- [Problem description] Using the entries below, return word for word the lines from the one containing "What text is on this page?" up to and including the last.

- [Records]

___

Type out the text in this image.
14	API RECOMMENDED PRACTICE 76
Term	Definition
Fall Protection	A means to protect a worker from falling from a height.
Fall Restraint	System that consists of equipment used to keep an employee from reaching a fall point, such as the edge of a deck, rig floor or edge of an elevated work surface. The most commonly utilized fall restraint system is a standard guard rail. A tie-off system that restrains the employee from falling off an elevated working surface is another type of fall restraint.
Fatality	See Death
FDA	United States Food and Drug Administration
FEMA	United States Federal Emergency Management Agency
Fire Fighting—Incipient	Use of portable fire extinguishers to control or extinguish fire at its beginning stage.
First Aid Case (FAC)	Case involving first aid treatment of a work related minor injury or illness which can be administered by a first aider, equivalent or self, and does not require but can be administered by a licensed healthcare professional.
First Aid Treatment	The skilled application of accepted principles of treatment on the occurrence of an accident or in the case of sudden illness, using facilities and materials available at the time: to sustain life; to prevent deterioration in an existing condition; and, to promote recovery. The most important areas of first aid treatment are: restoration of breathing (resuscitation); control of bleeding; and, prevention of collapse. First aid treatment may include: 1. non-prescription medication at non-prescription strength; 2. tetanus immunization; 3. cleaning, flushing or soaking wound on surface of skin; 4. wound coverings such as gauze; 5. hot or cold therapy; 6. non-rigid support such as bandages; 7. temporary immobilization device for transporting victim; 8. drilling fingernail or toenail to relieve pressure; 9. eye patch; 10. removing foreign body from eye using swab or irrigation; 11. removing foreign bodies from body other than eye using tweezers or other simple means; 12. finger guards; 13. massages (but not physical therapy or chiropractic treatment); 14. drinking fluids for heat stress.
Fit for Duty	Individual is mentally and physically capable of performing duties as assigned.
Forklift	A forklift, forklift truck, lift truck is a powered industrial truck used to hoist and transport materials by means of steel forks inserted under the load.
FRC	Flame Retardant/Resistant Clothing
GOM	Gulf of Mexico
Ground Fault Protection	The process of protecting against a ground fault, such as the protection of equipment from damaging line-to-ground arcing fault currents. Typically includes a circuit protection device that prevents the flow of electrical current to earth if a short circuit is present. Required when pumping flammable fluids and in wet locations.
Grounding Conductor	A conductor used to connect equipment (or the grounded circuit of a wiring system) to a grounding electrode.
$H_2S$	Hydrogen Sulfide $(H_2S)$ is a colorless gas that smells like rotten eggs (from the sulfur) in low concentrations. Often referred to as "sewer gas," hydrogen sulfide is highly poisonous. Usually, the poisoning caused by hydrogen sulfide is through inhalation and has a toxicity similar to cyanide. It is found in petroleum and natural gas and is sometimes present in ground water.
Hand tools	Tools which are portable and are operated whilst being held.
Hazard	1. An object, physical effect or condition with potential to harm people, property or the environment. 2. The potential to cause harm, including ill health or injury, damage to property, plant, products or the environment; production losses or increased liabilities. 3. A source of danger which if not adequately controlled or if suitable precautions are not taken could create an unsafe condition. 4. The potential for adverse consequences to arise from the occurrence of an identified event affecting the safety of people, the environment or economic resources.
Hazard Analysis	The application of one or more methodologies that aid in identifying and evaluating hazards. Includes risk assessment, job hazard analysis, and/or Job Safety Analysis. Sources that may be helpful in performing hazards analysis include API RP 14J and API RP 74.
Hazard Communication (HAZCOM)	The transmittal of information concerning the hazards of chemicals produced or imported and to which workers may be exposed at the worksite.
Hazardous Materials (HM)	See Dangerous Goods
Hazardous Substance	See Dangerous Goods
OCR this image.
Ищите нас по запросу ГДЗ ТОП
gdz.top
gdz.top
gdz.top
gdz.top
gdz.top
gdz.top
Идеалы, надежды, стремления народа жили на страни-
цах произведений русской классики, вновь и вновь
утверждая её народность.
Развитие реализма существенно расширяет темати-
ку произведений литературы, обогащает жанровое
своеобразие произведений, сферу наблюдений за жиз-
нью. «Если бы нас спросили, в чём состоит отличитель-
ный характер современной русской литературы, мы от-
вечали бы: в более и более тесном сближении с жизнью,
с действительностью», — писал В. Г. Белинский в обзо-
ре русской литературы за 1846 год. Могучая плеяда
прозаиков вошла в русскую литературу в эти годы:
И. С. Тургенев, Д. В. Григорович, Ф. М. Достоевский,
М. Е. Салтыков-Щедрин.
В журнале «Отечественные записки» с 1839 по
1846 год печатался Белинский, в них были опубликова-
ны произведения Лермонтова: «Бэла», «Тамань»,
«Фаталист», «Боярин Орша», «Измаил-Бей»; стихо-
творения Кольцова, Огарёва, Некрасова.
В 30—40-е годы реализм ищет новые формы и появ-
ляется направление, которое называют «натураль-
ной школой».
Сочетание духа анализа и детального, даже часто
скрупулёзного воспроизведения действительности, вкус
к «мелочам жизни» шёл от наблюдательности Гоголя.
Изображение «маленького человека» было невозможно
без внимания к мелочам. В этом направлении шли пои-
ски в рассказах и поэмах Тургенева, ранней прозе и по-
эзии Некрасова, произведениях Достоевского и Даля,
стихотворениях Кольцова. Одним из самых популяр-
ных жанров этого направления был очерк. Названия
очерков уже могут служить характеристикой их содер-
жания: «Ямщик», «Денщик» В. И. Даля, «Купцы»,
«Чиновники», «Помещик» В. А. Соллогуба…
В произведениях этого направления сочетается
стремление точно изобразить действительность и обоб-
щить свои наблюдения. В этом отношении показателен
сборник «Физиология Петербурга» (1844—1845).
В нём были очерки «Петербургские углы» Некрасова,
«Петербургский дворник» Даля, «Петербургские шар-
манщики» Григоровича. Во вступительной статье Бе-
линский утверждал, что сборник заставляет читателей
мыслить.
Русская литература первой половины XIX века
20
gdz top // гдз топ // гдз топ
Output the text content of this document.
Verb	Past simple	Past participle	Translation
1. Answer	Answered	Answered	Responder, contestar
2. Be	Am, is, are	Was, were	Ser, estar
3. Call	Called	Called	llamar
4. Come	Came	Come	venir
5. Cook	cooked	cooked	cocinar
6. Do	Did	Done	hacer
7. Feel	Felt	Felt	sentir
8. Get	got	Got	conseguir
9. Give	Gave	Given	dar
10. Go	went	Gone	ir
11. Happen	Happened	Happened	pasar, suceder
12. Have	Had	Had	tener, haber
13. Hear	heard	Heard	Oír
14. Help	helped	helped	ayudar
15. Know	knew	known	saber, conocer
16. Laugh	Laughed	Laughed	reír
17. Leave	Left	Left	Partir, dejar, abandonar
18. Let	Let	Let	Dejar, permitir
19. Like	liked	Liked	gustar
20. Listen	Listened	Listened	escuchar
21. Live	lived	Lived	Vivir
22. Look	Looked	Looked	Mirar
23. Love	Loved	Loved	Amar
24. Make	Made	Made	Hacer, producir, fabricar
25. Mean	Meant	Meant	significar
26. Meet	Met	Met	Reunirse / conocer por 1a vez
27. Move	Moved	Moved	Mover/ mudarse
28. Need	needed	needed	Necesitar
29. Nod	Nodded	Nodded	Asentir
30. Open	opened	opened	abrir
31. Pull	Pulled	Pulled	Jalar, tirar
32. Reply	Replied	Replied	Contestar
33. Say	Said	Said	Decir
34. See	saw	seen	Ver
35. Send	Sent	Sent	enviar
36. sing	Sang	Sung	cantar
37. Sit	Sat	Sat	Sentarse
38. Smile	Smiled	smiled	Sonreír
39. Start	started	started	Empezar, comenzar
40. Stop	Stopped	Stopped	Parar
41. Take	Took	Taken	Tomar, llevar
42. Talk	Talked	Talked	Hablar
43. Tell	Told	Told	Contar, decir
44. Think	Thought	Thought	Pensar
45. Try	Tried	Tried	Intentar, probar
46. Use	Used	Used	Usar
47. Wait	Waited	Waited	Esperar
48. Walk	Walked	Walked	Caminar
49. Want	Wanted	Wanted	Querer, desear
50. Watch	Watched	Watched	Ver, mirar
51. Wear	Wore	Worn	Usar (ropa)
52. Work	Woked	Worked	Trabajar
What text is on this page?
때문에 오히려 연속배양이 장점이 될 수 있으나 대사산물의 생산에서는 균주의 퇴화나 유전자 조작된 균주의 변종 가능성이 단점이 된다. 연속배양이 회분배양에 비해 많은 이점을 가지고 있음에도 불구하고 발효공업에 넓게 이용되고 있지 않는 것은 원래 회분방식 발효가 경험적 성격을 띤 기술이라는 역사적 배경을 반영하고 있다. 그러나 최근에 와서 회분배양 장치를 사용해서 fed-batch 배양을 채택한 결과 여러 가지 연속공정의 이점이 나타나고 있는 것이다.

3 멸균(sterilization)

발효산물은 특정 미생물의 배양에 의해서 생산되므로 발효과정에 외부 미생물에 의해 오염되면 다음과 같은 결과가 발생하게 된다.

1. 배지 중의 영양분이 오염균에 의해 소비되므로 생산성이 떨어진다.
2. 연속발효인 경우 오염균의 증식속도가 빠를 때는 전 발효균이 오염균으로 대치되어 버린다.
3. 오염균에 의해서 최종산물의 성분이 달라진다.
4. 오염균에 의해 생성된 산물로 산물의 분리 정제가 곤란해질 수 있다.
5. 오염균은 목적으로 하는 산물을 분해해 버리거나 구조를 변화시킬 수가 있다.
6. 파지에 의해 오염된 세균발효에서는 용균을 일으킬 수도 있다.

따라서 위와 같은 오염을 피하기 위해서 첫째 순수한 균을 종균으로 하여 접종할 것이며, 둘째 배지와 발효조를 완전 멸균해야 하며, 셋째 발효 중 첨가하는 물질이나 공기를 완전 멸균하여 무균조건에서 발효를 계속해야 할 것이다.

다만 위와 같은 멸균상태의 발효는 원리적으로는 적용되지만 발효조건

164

___

- [Exercise response]
What text is on this page?
때문에 오히려 연속배양이 장점이 될 수 있으나 대사산물의 생산에서는 균주의 퇴화나 유전자 조작된 균주의 변종 가능성이 단점이 된다. 연속배양이 회분배양에 비해 많은 이점을 가지고 있음에도 불구하고 발효공업에 넓게 이용되고 있지 않는 것은 원래 회분방식 발효가 경험적 성격을 띤 기술이라는 역사적 배경을 반영하고 있다. 그러나 최근에 와서 회분배양 장치를 사용해서 fed-batch 배양을 채택한 결과 여러 가지 연속공정의 이점이 나타나고 있는 것이다.

3 멸균(sterilization)

발효산물은 특정 미생물의 배양에 의해서 생산되므로 발효과정에 외부 미생물에 의해 오염되면 다음과 같은 결과가 발생하게 된다.

1. 배지 중의 영양분이 오염균에 의해 소비되므로 생산성이 떨어진다.
2. 연속발효인 경우 오염균의 증식속도가 빠를 때는 전 발효균이 오염균으로 대치되어 버린다.
3. 오염균에 의해서 최종산물의 성분이 달라진다.
4. 오염균에 의해 생성된 산물로 산물의 분리 정제가 곤란해질 수 있다.
5. 오염균은 목적으로 하는 산물을 분해해 버리거나 구조를 변화시킬 수가 있다.
6. 파지에 의해 오염된 세균발효에서는 용균을 일으킬 수도 있다.

따라서 위와 같은 오염을 피하기 위해서 첫째 순수한 균을 종균으로 하여 접종할 것이며, 둘째 배지와 발효조를 완전 멸균해야 하며, 셋째 발효 중 첨가하는 물질이나 공기를 완전 멸균하여 무균조건에서 발효를 계속해야 할 것이다.

다만 위와 같은 멸균상태의 발효는 원리적으로는 적용되지만 발효조건

164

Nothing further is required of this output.